**PROBLEM STATEMENT:**
Scan the lines below for "JSON"; report the number of lines that contain it, and only that.

Dataset entries on figures

★ ★ ★ ★ ★

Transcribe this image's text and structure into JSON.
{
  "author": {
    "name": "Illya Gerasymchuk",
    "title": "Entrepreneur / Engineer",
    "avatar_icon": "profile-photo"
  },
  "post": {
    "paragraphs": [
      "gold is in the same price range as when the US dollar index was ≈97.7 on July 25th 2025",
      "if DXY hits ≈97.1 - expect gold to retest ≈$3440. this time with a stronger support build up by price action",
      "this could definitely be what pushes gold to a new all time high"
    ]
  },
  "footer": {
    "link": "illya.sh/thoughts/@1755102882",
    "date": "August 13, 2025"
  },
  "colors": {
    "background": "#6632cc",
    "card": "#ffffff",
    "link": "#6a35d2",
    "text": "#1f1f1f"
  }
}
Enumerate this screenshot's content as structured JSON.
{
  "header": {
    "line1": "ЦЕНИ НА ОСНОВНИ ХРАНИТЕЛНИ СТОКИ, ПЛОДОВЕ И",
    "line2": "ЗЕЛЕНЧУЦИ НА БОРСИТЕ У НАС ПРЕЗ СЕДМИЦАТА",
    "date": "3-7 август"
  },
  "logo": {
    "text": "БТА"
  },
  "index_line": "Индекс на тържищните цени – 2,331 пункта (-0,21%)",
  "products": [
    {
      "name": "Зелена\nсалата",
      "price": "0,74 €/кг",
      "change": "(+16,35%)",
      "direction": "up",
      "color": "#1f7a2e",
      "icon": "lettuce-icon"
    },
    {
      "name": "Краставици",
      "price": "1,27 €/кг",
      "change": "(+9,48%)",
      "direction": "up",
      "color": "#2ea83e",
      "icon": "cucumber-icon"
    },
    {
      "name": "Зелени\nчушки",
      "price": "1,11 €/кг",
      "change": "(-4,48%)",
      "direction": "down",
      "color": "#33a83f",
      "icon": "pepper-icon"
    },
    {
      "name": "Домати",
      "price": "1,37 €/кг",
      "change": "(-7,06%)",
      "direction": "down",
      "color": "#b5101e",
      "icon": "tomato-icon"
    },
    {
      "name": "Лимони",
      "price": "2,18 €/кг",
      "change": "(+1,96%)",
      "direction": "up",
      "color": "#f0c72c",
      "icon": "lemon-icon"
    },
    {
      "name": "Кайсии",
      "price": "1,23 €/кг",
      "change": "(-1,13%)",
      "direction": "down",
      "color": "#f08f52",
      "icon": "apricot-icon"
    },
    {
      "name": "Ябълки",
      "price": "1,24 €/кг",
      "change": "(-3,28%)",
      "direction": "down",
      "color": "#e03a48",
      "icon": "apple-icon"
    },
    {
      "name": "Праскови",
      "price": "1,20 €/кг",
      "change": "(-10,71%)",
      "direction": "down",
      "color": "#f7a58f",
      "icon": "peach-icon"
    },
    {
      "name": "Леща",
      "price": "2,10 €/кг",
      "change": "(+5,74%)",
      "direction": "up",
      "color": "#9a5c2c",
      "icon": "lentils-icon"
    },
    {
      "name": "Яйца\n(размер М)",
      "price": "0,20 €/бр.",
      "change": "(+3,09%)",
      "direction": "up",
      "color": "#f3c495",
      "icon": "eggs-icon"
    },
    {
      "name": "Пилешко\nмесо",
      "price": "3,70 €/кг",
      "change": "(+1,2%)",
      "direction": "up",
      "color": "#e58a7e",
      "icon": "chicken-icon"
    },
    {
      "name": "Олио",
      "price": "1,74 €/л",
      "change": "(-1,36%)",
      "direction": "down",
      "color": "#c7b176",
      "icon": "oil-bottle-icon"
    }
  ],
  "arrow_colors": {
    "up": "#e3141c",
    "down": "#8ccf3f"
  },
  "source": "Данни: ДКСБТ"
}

★ ★ ★ ★ ★

**COMPLETED EXERCISE:**
2